* [Exercise description]
Read the data and repeat all of it exactly.

* [Task inputs]

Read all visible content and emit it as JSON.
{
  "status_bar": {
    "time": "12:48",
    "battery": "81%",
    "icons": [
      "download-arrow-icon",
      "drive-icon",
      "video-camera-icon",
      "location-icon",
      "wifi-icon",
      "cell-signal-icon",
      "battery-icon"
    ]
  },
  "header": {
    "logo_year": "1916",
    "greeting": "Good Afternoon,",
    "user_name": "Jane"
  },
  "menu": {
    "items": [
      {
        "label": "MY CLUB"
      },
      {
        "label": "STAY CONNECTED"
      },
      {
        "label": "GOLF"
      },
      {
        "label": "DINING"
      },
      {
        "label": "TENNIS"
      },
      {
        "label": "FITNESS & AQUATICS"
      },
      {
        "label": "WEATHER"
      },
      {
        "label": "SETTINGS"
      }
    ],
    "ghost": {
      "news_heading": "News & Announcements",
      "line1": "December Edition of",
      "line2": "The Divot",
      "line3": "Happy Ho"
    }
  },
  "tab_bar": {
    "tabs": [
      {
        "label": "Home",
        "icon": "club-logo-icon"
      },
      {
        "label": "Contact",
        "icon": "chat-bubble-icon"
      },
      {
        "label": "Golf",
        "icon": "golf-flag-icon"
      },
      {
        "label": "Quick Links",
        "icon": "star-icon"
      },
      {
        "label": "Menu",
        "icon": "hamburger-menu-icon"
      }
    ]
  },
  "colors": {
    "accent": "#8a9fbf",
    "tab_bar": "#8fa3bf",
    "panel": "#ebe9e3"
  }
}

* [Solution to the problem]
Read all visible content and emit it as JSON.
{
  "status_bar": {
    "time": "12:48",
    "battery": "81%",
    "icons": [
      "download-arrow-icon",
      "drive-icon",
      "video-camera-icon",
      "location-icon",
      "wifi-icon",
      "cell-signal-icon",
      "battery-icon"
    ]
  },
  "header": {
    "logo_year": "1916",
    "greeting": "Good Afternoon,",
    "user_name": "Jane"
  },
  "menu": {
    "items": [
      {
        "label": "MY CLUB"
      },
      {
        "label": "STAY CONNECTED"
      },
      {
        "label": "GOLF"
      },
      {
        "label": "DINING"
      },
      {
        "label": "TENNIS"
      },
      {
        "label": "FITNESS & AQUATICS"
      },
      {
        "label": "WEATHER"
      },
      {
        "label": "SETTINGS"
      }
    ],
    "ghost": {
      "news_heading": "News & Announcements",
      "line1": "December Edition of",
      "line2": "The Divot",
      "line3": "Happy Ho"
    }
  },
  "tab_bar": {
    "tabs": [
      {
        "label": "Home",
        "icon": "club-logo-icon"
      },
      {
        "label": "Contact",
        "icon": "chat-bubble-icon"
      },
      {
        "label": "Golf",
        "icon": "golf-flag-icon"
      },
      {
        "label": "Quick Links",
        "icon": "star-icon"
      },
      {
        "label": "Menu",
        "icon": "hamburger-menu-icon"
      }
    ]
  },
  "colors": {
    "accent": "#8a9fbf",
    "tab_bar": "#8fa3bf",
    "panel": "#ebe9e3"
  }
}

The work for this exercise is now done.